1. Field of the Invention.
This invention relates generally to computer architecture and more particularly to computers having multiple memory modules which are accessed in parallel to store and retrieve elements of a common data structure. The invention specifically relates to a dynamic storage scheme for such a computer.
2. Description of the Related Art.
The performance of a heavily pipelined vector processor is highly dependent on the speed at which data can be transferred between the vector processor and main memory. Because processor speeds are substantially higher than memory speeds, it is necessary to use memory systems having multiple memory modules that are accessed in parallel to provide a data transfer rate that matches the processor speed.
To permit the parallel access to the memory modules, the vectors are stored in respective regions of memory address space that are allocated among the multiple memory modules. In particular, the mapping of the memory addresses referenced by the processor to the physical storage locations of the memory modules is often referred to as the "storage scheme" of the system.
For the storage scheme to be effective in providing a high data transfer rate, successive memory addresses referenced by the processor must be mapped to different ones of the memory modules. Otherwise, a memory module will be busy storing or retrieving data for a previous reference when the processor references the subsequent memory address. This undesirable condition is known generally as a "memory conflict" and more specifically as a "collision".
It is not possible to entirely eliminate memory conflict by the judicious selection of a single storage scheme unless the freedom of the vector processor to reference the memory address space is also limited. In a typical system, the vector processor references successive memory addresses that differ by an amount S known as the "stride" of the memory access. In other words, the vector processor references the successive addresses a.sub.o, a.sub.o +S, a.sub.o +2S, a.sub.o +3S, . . . . If the storage scheme is fixed and the processor is permitted to access the memory without limitation as to the stride, then there is always a possibility of a memory conflict occurring when the stride happens to coincide with a difference between two addresses mapped to the same memory module.

Data records:
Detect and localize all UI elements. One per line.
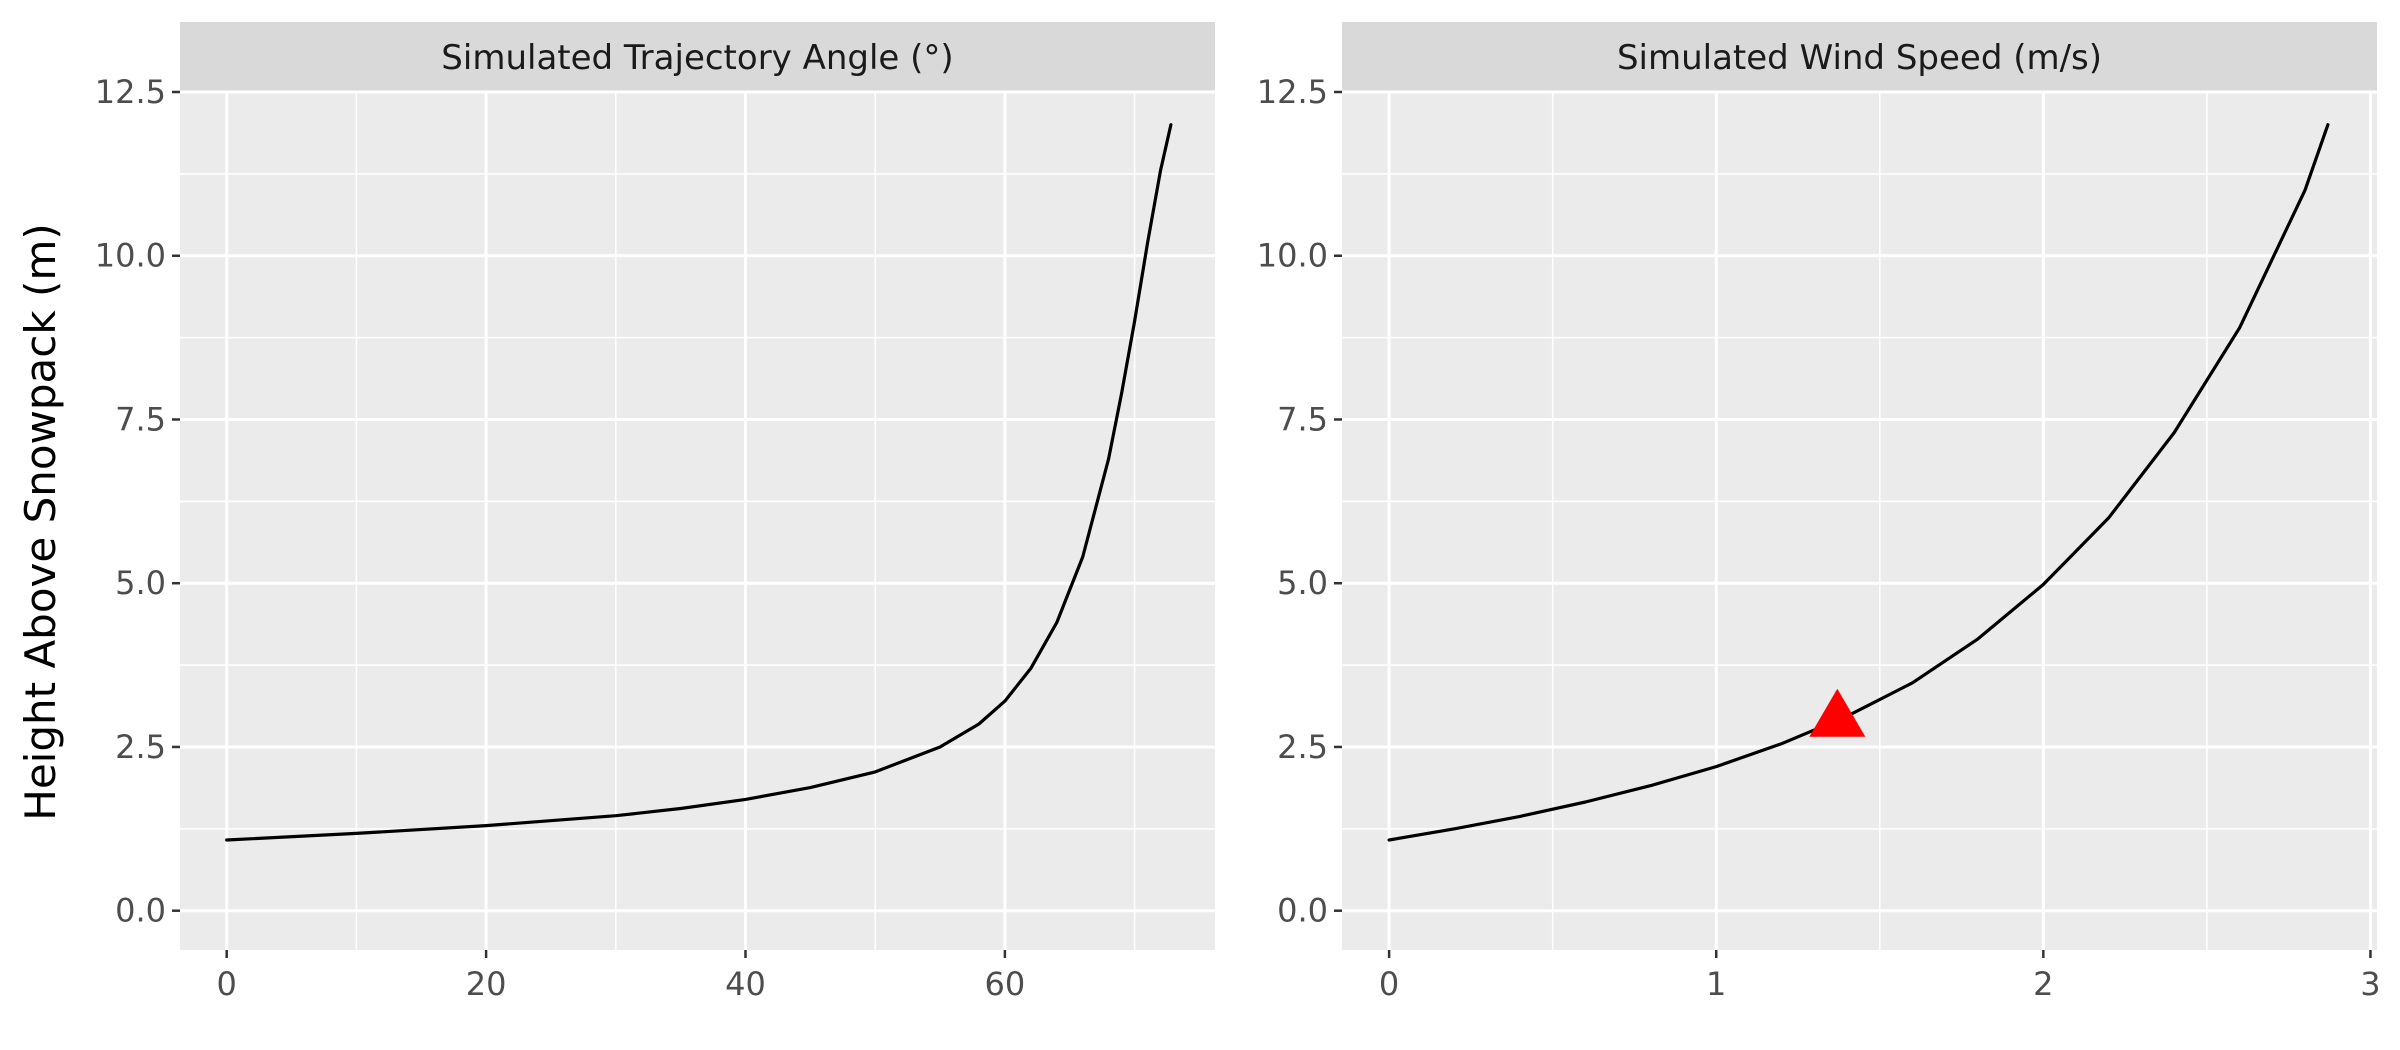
triangle-marker — [1809, 688, 1866, 737]
y-tick-label: 7.5 — [115, 400, 166, 438]
panel-background — [180, 92, 1215, 950]
x-tick-label: 60 — [985, 965, 1026, 1003]
y-tick-label: 10.0 — [95, 237, 166, 275]
x-tick-label: 0 — [1379, 965, 1399, 1003]
y-tick-label: 2.5 — [1277, 728, 1328, 766]
x-tick-label: 40 — [725, 965, 766, 1003]
strip-background — [180, 22, 1215, 92]
y-tick-label: 2.5 — [115, 728, 166, 766]
panel-1: Simulated Trajectory Angle (°) 0.0 2.5 5.0 7… — [95, 22, 1215, 1003]
y-tick-label: 12.5 — [1257, 73, 1328, 111]
x-tick-label: 0 — [217, 965, 237, 1003]
strip-background — [1342, 22, 2377, 92]
y-tick-label: 7.5 — [1277, 400, 1328, 438]
x-tick-label: 3 — [2360, 965, 2380, 1003]
x-tick-label: 20 — [466, 965, 507, 1003]
y-tick-label: 5.0 — [115, 564, 166, 602]
x-tick-label: 1 — [1706, 965, 1726, 1003]
y-tick-label: 10.0 — [1257, 237, 1328, 275]
strip-title: Simulated Wind Speed (m/s) — [1617, 38, 2102, 78]
y-tick-label: 0.0 — [115, 892, 166, 930]
y-tick-label: 5.0 — [1277, 564, 1328, 602]
strip-title: Simulated Trajectory Angle (°) — [441, 38, 953, 78]
panel-2: Simulated Wind Speed (m/s)0.02.55.07.510… — [1257, 22, 2381, 1003]
series-line — [1387, 123, 2330, 842]
y-axis-title: Height Above Snowpack (m) — [16, 223, 65, 821]
y-tick-label: 0.0 — [1277, 892, 1328, 930]
x-tick-label: 2 — [2033, 965, 2053, 1003]
series-line — [225, 123, 1173, 842]
panel-background — [1342, 92, 2377, 950]
y-tick-label: 12.5 — [95, 73, 166, 111]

**Your tasks**
[a] Give again, word for word, the part of the passage on memory storage schemes between "This invention relates" and "the Related Art.", inclusive.
[b] Rewrite the entries in the data records with every "strip-title" changed to "facet-title" and all else left as it stands. Leave the pictures out of your answer.

**Answers to the exercises**
[a]
This invention relates generally to computer architecture and more particularly to computers having multiple memory modules which are accessed in parallel to store and retrieve elements of a common data structure. The invention specifically relates to a dynamic storage scheme for such a computer.
2. Description of the Related Art.

[b]
Detect and localize all UI elements. One per line.
triangle-marker — [1809, 688, 1866, 737]
y-tick-label: 7.5 — [115, 400, 166, 438]
panel-background — [180, 92, 1215, 950]
x-tick-label: 60 — [985, 965, 1026, 1003]
y-tick-label: 10.0 — [95, 237, 166, 275]
x-tick-label: 0 — [1379, 965, 1399, 1003]
y-tick-label: 2.5 — [1277, 728, 1328, 766]
x-tick-label: 40 — [725, 965, 766, 1003]
strip-background — [180, 22, 1215, 92]
y-tick-label: 2.5 — [115, 728, 166, 766]
panel-1: Simulated Trajectory Angle (°) 0.0 2.5 5.0 7… — [95, 22, 1215, 1003]
y-tick-label: 12.5 — [1257, 73, 1328, 111]
x-tick-label: 0 — [217, 965, 237, 1003]
strip-background — [1342, 22, 2377, 92]
y-tick-label: 7.5 — [1277, 400, 1328, 438]
x-tick-label: 3 — [2360, 965, 2380, 1003]
x-tick-label: 20 — [466, 965, 507, 1003]
y-tick-label: 5.0 — [115, 564, 166, 602]
x-tick-label: 1 — [1706, 965, 1726, 1003]
y-tick-label: 10.0 — [1257, 237, 1328, 275]
facet-title: Simulated Wind Speed (m/s) — [1617, 38, 2102, 78]
y-tick-label: 0.0 — [115, 892, 166, 930]
y-tick-label: 5.0 — [1277, 564, 1328, 602]
facet-title: Simulated Trajectory Angle (°) — [441, 38, 953, 78]
panel-2: Simulated Wind Speed (m/s)0.02.55.07.510… — [1257, 22, 2381, 1003]
series-line — [1387, 123, 2330, 842]
y-axis-title: Height Above Snowpack (m) — [16, 223, 65, 821]
y-tick-label: 0.0 — [1277, 892, 1328, 930]
x-tick-label: 2 — [2033, 965, 2053, 1003]
series-line — [225, 123, 1173, 842]
panel-background — [1342, 92, 2377, 950]
y-tick-label: 12.5 — [95, 73, 166, 111]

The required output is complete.